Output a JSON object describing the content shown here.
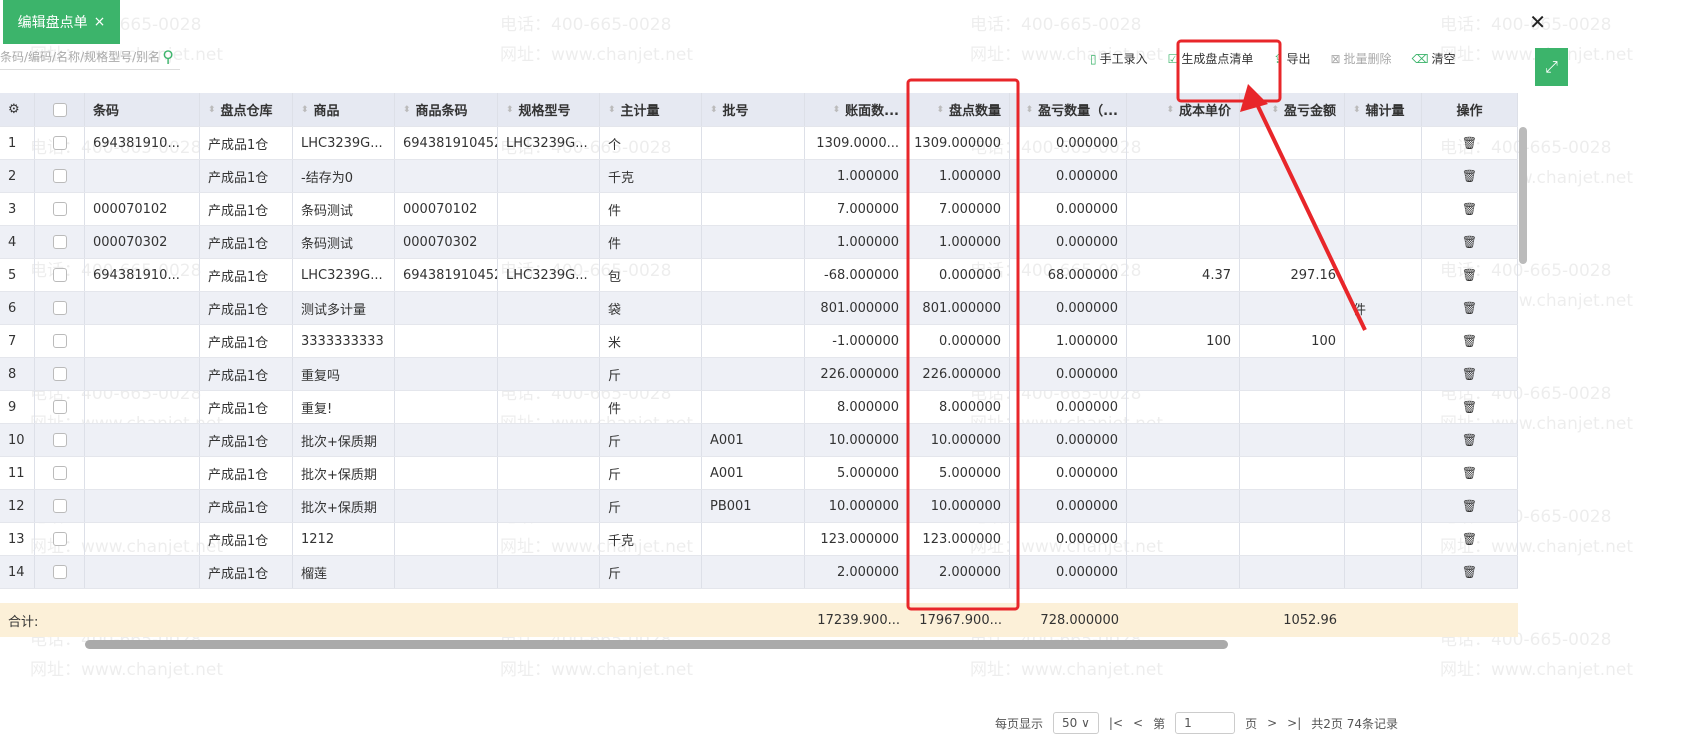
{
  "tab": {
    "title": "编辑盘点单",
    "close": "×"
  },
  "window_close": "✕",
  "search": {
    "placeholder": "条码/编码/名称/规格型号/别名"
  },
  "toolbar": [
    {
      "label": "手工录入",
      "icon": "manual-entry-icon",
      "glyph": "▯",
      "disabled": false
    },
    {
      "label": "生成盘点清单",
      "icon": "clipboard-check-icon",
      "glyph": "☑",
      "disabled": false
    },
    {
      "label": "导出",
      "icon": "export-icon",
      "glyph": "⇪",
      "disabled": false
    },
    {
      "label": "批量删除",
      "icon": "batch-delete-icon",
      "glyph": "⊠",
      "disabled": true
    },
    {
      "label": "清空",
      "icon": "eraser-icon",
      "glyph": "⌫",
      "disabled": false
    }
  ],
  "columns": [
    {
      "key": "idx",
      "label": "⚙",
      "w": 35
    },
    {
      "key": "cb",
      "label": "",
      "w": 50
    },
    {
      "key": "barcode",
      "label": "条码",
      "w": 115
    },
    {
      "key": "wh",
      "label": "盘点仓库",
      "w": 93,
      "sort": true
    },
    {
      "key": "item",
      "label": "商品",
      "w": 102,
      "sort": true
    },
    {
      "key": "itembc",
      "label": "商品条码",
      "w": 103,
      "sort": true
    },
    {
      "key": "spec",
      "label": "规格型号",
      "w": 102,
      "sort": true
    },
    {
      "key": "unit",
      "label": "主计量",
      "w": 102,
      "sort": true
    },
    {
      "key": "batch",
      "label": "批号",
      "w": 103,
      "sort": true
    },
    {
      "key": "book",
      "label": "账面数...",
      "w": 103,
      "sort": true,
      "right": true
    },
    {
      "key": "count",
      "label": "盘点数量",
      "w": 102,
      "sort": true,
      "right": true
    },
    {
      "key": "diff",
      "label": "盈亏数量（...",
      "w": 117,
      "sort": true,
      "right": true
    },
    {
      "key": "cost",
      "label": "成本单价",
      "w": 113,
      "sort": true,
      "right": true
    },
    {
      "key": "amt",
      "label": "盈亏金额",
      "w": 105,
      "sort": true,
      "right": true
    },
    {
      "key": "aux",
      "label": "辅计量",
      "w": 77,
      "sort": true
    },
    {
      "key": "op",
      "label": "操作",
      "w": 96
    }
  ],
  "rows": [
    {
      "idx": "1",
      "barcode": "694381910...",
      "wh": "产成品1仓",
      "item": "LHC3239G...",
      "itembc": "694381910452",
      "spec": "LHC3239G...",
      "unit": "个",
      "batch": "",
      "book": "1309.0000...",
      "count": "1309.000000",
      "diff": "0.000000",
      "cost": "",
      "amt": "",
      "aux": ""
    },
    {
      "idx": "2",
      "barcode": "",
      "wh": "产成品1仓",
      "item": "-结存为0",
      "itembc": "",
      "spec": "",
      "unit": "千克",
      "batch": "",
      "book": "1.000000",
      "count": "1.000000",
      "diff": "0.000000",
      "cost": "",
      "amt": "",
      "aux": ""
    },
    {
      "idx": "3",
      "barcode": "000070102",
      "wh": "产成品1仓",
      "item": "条码测试",
      "itembc": "000070102",
      "spec": "",
      "unit": "件",
      "batch": "",
      "book": "7.000000",
      "count": "7.000000",
      "diff": "0.000000",
      "cost": "",
      "amt": "",
      "aux": ""
    },
    {
      "idx": "4",
      "barcode": "000070302",
      "wh": "产成品1仓",
      "item": "条码测试",
      "itembc": "000070302",
      "spec": "",
      "unit": "件",
      "batch": "",
      "book": "1.000000",
      "count": "1.000000",
      "diff": "0.000000",
      "cost": "",
      "amt": "",
      "aux": ""
    },
    {
      "idx": "5",
      "barcode": "694381910...",
      "wh": "产成品1仓",
      "item": "LHC3239G...",
      "itembc": "694381910452",
      "spec": "LHC3239G...",
      "unit": "包",
      "batch": "",
      "book": "-68.000000",
      "count": "0.000000",
      "diff": "68.000000",
      "cost": "4.37",
      "amt": "297.16",
      "aux": ""
    },
    {
      "idx": "6",
      "barcode": "",
      "wh": "产成品1仓",
      "item": "测试多计量",
      "itembc": "",
      "spec": "",
      "unit": "袋",
      "batch": "",
      "book": "801.000000",
      "count": "801.000000",
      "diff": "0.000000",
      "cost": "",
      "amt": "",
      "aux": "件"
    },
    {
      "idx": "7",
      "barcode": "",
      "wh": "产成品1仓",
      "item": "3333333333",
      "itembc": "",
      "spec": "",
      "unit": "米",
      "batch": "",
      "book": "-1.000000",
      "count": "0.000000",
      "diff": "1.000000",
      "cost": "100",
      "amt": "100",
      "aux": ""
    },
    {
      "idx": "8",
      "barcode": "",
      "wh": "产成品1仓",
      "item": "重复吗",
      "itembc": "",
      "spec": "",
      "unit": "斤",
      "batch": "",
      "book": "226.000000",
      "count": "226.000000",
      "diff": "0.000000",
      "cost": "",
      "amt": "",
      "aux": ""
    },
    {
      "idx": "9",
      "barcode": "",
      "wh": "产成品1仓",
      "item": "重复!",
      "itembc": "",
      "spec": "",
      "unit": "件",
      "batch": "",
      "book": "8.000000",
      "count": "8.000000",
      "diff": "0.000000",
      "cost": "",
      "amt": "",
      "aux": ""
    },
    {
      "idx": "10",
      "barcode": "",
      "wh": "产成品1仓",
      "item": "批次+保质期",
      "itembc": "",
      "spec": "",
      "unit": "斤",
      "batch": "A001",
      "book": "10.000000",
      "count": "10.000000",
      "diff": "0.000000",
      "cost": "",
      "amt": "",
      "aux": ""
    },
    {
      "idx": "11",
      "barcode": "",
      "wh": "产成品1仓",
      "item": "批次+保质期",
      "itembc": "",
      "spec": "",
      "unit": "斤",
      "batch": "A001",
      "book": "5.000000",
      "count": "5.000000",
      "diff": "0.000000",
      "cost": "",
      "amt": "",
      "aux": ""
    },
    {
      "idx": "12",
      "barcode": "",
      "wh": "产成品1仓",
      "item": "批次+保质期",
      "itembc": "",
      "spec": "",
      "unit": "斤",
      "batch": "PB001",
      "book": "10.000000",
      "count": "10.000000",
      "diff": "0.000000",
      "cost": "",
      "amt": "",
      "aux": ""
    },
    {
      "idx": "13",
      "barcode": "",
      "wh": "产成品1仓",
      "item": "1212",
      "itembc": "",
      "spec": "",
      "unit": "千克",
      "batch": "",
      "book": "123.000000",
      "count": "123.000000",
      "diff": "0.000000",
      "cost": "",
      "amt": "",
      "aux": ""
    },
    {
      "idx": "14",
      "barcode": "",
      "wh": "产成品1仓",
      "item": "榴莲",
      "itembc": "",
      "spec": "",
      "unit": "斤",
      "batch": "",
      "book": "2.000000",
      "count": "2.000000",
      "diff": "0.000000",
      "cost": "",
      "amt": "",
      "aux": ""
    }
  ],
  "summary": {
    "label": "合计:",
    "book": "17239.900...",
    "count": "17967.900...",
    "diff": "728.000000",
    "amt": "1052.96"
  },
  "pager": {
    "per_page_label": "每页显示",
    "per_page": "50",
    "page_prefix": "第",
    "page": "1",
    "page_suffix": "页",
    "total": "共2页 74条记录"
  },
  "watermark": {
    "phone": "电话：400-665-0028",
    "site": "网址：www.chanjet.net"
  },
  "annotation_color": "#e8262a"
}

EXERCISE: Scan the material above. Copy each line where "icon" occurs.

WRITTEN REPLY:
      "icon": "manual-entry-icon",
      "icon": "clipboard-check-icon",
      "icon": "export-icon",
      "icon": "batch-delete-icon",
      "icon": "eraser-icon",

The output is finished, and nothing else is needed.